Material provided:
= = = = =

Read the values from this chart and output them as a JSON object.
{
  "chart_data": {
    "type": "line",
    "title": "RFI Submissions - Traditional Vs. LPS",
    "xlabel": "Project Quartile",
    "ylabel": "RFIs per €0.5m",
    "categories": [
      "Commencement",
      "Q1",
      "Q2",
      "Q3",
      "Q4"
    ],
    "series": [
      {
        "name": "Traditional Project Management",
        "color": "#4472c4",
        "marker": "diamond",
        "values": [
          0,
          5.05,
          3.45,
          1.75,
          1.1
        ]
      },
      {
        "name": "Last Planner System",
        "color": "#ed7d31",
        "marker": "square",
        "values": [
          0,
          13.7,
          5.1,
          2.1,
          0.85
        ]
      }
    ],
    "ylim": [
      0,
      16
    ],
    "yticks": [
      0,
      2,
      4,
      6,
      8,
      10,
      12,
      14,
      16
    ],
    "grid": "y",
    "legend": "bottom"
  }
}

= = = = =

Directions for this task: All of the data shown above must be copied exactly.

Right answer:
Read the values from this chart and output them as a JSON object.
{
  "chart_data": {
    "type": "line",
    "title": "RFI Submissions - Traditional Vs. LPS",
    "xlabel": "Project Quartile",
    "ylabel": "RFIs per €0.5m",
    "categories": [
      "Commencement",
      "Q1",
      "Q2",
      "Q3",
      "Q4"
    ],
    "series": [
      {
        "name": "Traditional Project Management",
        "color": "#4472c4",
        "marker": "diamond",
        "values": [
          0,
          5.05,
          3.45,
          1.75,
          1.1
        ]
      },
      {
        "name": "Last Planner System",
        "color": "#ed7d31",
        "marker": "square",
        "values": [
          0,
          13.7,
          5.1,
          2.1,
          0.85
        ]
      }
    ],
    "ylim": [
      0,
      16
    ],
    "yticks": [
      0,
      2,
      4,
      6,
      8,
      10,
      12,
      14,
      16
    ],
    "grid": "y",
    "legend": "bottom"
  }
}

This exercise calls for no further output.